TASK INSTRUCTIONS> Make an exact copy of the lines below.

-- START OF DATA LISTING --

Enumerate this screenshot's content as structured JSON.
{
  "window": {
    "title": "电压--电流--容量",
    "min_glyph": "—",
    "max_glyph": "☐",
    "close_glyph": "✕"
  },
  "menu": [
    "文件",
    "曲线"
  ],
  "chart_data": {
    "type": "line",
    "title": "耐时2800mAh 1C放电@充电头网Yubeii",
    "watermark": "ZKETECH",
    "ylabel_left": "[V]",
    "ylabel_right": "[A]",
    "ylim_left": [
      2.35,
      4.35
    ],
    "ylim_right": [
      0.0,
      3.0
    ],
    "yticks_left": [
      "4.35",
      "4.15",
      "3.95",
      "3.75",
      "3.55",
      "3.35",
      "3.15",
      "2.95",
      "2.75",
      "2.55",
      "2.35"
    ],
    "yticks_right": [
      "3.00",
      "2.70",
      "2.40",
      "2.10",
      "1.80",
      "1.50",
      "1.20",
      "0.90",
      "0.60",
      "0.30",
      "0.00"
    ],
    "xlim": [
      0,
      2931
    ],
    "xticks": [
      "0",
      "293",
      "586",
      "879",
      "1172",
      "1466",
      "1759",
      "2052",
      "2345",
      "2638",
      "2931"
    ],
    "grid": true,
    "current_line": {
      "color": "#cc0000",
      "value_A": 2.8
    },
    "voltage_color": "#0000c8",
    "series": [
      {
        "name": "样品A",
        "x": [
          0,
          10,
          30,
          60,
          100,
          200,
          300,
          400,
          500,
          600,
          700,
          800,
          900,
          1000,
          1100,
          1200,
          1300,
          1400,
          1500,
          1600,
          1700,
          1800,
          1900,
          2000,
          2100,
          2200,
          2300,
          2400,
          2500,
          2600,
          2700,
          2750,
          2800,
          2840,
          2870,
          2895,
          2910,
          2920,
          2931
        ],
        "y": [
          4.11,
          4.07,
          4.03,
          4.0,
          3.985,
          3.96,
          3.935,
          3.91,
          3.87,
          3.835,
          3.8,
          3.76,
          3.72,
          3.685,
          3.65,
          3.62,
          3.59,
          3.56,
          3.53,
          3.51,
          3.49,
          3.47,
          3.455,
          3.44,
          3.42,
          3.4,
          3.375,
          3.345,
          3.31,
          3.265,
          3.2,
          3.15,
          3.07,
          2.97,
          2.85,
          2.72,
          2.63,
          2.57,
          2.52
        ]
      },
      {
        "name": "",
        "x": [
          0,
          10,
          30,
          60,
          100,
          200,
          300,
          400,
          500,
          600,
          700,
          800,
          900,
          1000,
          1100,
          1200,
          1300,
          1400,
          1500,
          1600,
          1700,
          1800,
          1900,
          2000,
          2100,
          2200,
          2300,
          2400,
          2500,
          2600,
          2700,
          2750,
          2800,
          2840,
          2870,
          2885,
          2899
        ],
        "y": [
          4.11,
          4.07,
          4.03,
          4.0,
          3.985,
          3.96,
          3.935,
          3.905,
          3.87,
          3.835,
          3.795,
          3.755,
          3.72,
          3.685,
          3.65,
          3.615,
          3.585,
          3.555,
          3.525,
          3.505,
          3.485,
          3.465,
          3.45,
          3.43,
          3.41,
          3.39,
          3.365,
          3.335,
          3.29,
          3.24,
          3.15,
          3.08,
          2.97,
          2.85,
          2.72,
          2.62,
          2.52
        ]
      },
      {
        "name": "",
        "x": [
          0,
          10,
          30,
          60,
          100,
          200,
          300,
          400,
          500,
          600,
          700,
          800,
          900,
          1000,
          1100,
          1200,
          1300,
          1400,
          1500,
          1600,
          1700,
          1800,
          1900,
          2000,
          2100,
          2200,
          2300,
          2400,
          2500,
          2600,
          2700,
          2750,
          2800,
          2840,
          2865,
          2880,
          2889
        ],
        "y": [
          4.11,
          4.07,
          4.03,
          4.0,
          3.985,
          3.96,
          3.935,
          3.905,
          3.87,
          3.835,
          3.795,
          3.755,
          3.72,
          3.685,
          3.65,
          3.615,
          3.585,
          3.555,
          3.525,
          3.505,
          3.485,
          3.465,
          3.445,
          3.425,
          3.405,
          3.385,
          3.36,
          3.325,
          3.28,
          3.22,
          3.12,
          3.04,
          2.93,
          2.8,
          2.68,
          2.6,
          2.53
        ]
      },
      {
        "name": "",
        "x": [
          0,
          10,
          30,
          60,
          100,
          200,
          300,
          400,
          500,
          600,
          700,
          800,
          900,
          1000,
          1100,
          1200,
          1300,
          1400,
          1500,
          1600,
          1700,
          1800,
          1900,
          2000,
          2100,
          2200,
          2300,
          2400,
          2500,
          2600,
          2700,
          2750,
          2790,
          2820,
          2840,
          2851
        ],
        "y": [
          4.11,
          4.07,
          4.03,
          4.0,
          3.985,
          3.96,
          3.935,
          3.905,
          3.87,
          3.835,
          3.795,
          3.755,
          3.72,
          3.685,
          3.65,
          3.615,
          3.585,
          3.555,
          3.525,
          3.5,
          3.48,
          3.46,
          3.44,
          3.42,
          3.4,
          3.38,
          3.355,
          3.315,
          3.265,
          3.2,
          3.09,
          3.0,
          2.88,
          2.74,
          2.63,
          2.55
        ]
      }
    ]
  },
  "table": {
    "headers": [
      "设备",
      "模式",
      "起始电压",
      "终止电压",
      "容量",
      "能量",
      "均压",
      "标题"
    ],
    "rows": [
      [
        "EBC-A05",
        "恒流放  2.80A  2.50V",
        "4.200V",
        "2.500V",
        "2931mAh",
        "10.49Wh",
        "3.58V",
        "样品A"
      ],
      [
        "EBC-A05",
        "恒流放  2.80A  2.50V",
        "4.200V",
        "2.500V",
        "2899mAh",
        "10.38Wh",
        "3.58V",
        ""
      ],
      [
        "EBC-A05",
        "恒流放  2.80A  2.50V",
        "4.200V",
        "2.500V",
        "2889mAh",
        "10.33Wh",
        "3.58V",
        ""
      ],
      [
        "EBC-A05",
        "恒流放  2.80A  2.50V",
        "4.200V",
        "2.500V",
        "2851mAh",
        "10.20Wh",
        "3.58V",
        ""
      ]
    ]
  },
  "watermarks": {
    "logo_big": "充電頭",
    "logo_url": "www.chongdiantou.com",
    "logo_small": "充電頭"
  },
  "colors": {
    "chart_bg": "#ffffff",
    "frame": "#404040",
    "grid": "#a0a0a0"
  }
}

-- END OF DATA LISTING --

TASK ANSWER>
Enumerate this screenshot's content as structured JSON.
{
  "window": {
    "title": "电压--电流--容量",
    "min_glyph": "—",
    "max_glyph": "☐",
    "close_glyph": "✕"
  },
  "menu": [
    "文件",
    "曲线"
  ],
  "chart_data": {
    "type": "line",
    "title": "耐时2800mAh 1C放电@充电头网Yubeii",
    "watermark": "ZKETECH",
    "ylabel_left": "[V]",
    "ylabel_right": "[A]",
    "ylim_left": [
      2.35,
      4.35
    ],
    "ylim_right": [
      0.0,
      3.0
    ],
    "yticks_left": [
      "4.35",
      "4.15",
      "3.95",
      "3.75",
      "3.55",
      "3.35",
      "3.15",
      "2.95",
      "2.75",
      "2.55",
      "2.35"
    ],
    "yticks_right": [
      "3.00",
      "2.70",
      "2.40",
      "2.10",
      "1.80",
      "1.50",
      "1.20",
      "0.90",
      "0.60",
      "0.30",
      "0.00"
    ],
    "xlim": [
      0,
      2931
    ],
    "xticks": [
      "0",
      "293",
      "586",
      "879",
      "1172",
      "1466",
      "1759",
      "2052",
      "2345",
      "2638",
      "2931"
    ],
    "grid": true,
    "current_line": {
      "color": "#cc0000",
      "value_A": 2.8
    },
    "voltage_color": "#0000c8",
    "series": [
      {
        "name": "样品A",
        "x": [
          0,
          10,
          30,
          60,
          100,
          200,
          300,
          400,
          500,
          600,
          700,
          800,
          900,
          1000,
          1100,
          1200,
          1300,
          1400,
          1500,
          1600,
          1700,
          1800,
          1900,
          2000,
          2100,
          2200,
          2300,
          2400,
          2500,
          2600,
          2700,
          2750,
          2800,
          2840,
          2870,
          2895,
          2910,
          2920,
          2931
        ],
        "y": [
          4.11,
          4.07,
          4.03,
          4.0,
          3.985,
          3.96,
          3.935,
          3.91,
          3.87,
          3.835,
          3.8,
          3.76,
          3.72,
          3.685,
          3.65,
          3.62,
          3.59,
          3.56,
          3.53,
          3.51,
          3.49,
          3.47,
          3.455,
          3.44,
          3.42,
          3.4,
          3.375,
          3.345,
          3.31,
          3.265,
          3.2,
          3.15,
          3.07,
          2.97,
          2.85,
          2.72,
          2.63,
          2.57,
          2.52
        ]
      },
      {
        "name": "",
        "x": [
          0,
          10,
          30,
          60,
          100,
          200,
          300,
          400,
          500,
          600,
          700,
          800,
          900,
          1000,
          1100,
          1200,
          1300,
          1400,
          1500,
          1600,
          1700,
          1800,
          1900,
          2000,
          2100,
          2200,
          2300,
          2400,
          2500,
          2600,
          2700,
          2750,
          2800,
          2840,
          2870,
          2885,
          2899
        ],
        "y": [
          4.11,
          4.07,
          4.03,
          4.0,
          3.985,
          3.96,
          3.935,
          3.905,
          3.87,
          3.835,
          3.795,
          3.755,
          3.72,
          3.685,
          3.65,
          3.615,
          3.585,
          3.555,
          3.525,
          3.505,
          3.485,
          3.465,
          3.45,
          3.43,
          3.41,
          3.39,
          3.365,
          3.335,
          3.29,
          3.24,
          3.15,
          3.08,
          2.97,
          2.85,
          2.72,
          2.62,
          2.52
        ]
      },
      {
        "name": "",
        "x": [
          0,
          10,
          30,
          60,
          100,
          200,
          300,
          400,
          500,
          600,
          700,
          800,
          900,
          1000,
          1100,
          1200,
          1300,
          1400,
          1500,
          1600,
          1700,
          1800,
          1900,
          2000,
          2100,
          2200,
          2300,
          2400,
          2500,
          2600,
          2700,
          2750,
          2800,
          2840,
          2865,
          2880,
          2889
        ],
        "y": [
          4.11,
          4.07,
          4.03,
          4.0,
          3.985,
          3.96,
          3.935,
          3.905,
          3.87,
          3.835,
          3.795,
          3.755,
          3.72,
          3.685,
          3.65,
          3.615,
          3.585,
          3.555,
          3.525,
          3.505,
          3.485,
          3.465,
          3.445,
          3.425,
          3.405,
          3.385,
          3.36,
          3.325,
          3.28,
          3.22,
          3.12,
          3.04,
          2.93,
          2.8,
          2.68,
          2.6,
          2.53
        ]
      },
      {
        "name": "",
        "x": [
          0,
          10,
          30,
          60,
          100,
          200,
          300,
          400,
          500,
          600,
          700,
          800,
          900,
          1000,
          1100,
          1200,
          1300,
          1400,
          1500,
          1600,
          1700,
          1800,
          1900,
          2000,
          2100,
          2200,
          2300,
          2400,
          2500,
          2600,
          2700,
          2750,
          2790,
          2820,
          2840,
          2851
        ],
        "y": [
          4.11,
          4.07,
          4.03,
          4.0,
          3.985,
          3.96,
          3.935,
          3.905,
          3.87,
          3.835,
          3.795,
          3.755,
          3.72,
          3.685,
          3.65,
          3.615,
          3.585,
          3.555,
          3.525,
          3.5,
          3.48,
          3.46,
          3.44,
          3.42,
          3.4,
          3.38,
          3.355,
          3.315,
          3.265,
          3.2,
          3.09,
          3.0,
          2.88,
          2.74,
          2.63,
          2.55
        ]
      }
    ]
  },
  "table": {
    "headers": [
      "设备",
      "模式",
      "起始电压",
      "终止电压",
      "容量",
      "能量",
      "均压",
      "标题"
    ],
    "rows": [
      [
        "EBC-A05",
        "恒流放  2.80A  2.50V",
        "4.200V",
        "2.500V",
        "2931mAh",
        "10.49Wh",
        "3.58V",
        "样品A"
      ],
      [
        "EBC-A05",
        "恒流放  2.80A  2.50V",
        "4.200V",
        "2.500V",
        "2899mAh",
        "10.38Wh",
        "3.58V",
        ""
      ],
      [
        "EBC-A05",
        "恒流放  2.80A  2.50V",
        "4.200V",
        "2.500V",
        "2889mAh",
        "10.33Wh",
        "3.58V",
        ""
      ],
      [
        "EBC-A05",
        "恒流放  2.80A  2.50V",
        "4.200V",
        "2.500V",
        "2851mAh",
        "10.20Wh",
        "3.58V",
        ""
      ]
    ]
  },
  "watermarks": {
    "logo_big": "充電頭",
    "logo_url": "www.chongdiantou.com",
    "logo_small": "充電頭"
  },
  "colors": {
    "chart_bg": "#ffffff",
    "frame": "#404040",
    "grid": "#a0a0a0"
  }
}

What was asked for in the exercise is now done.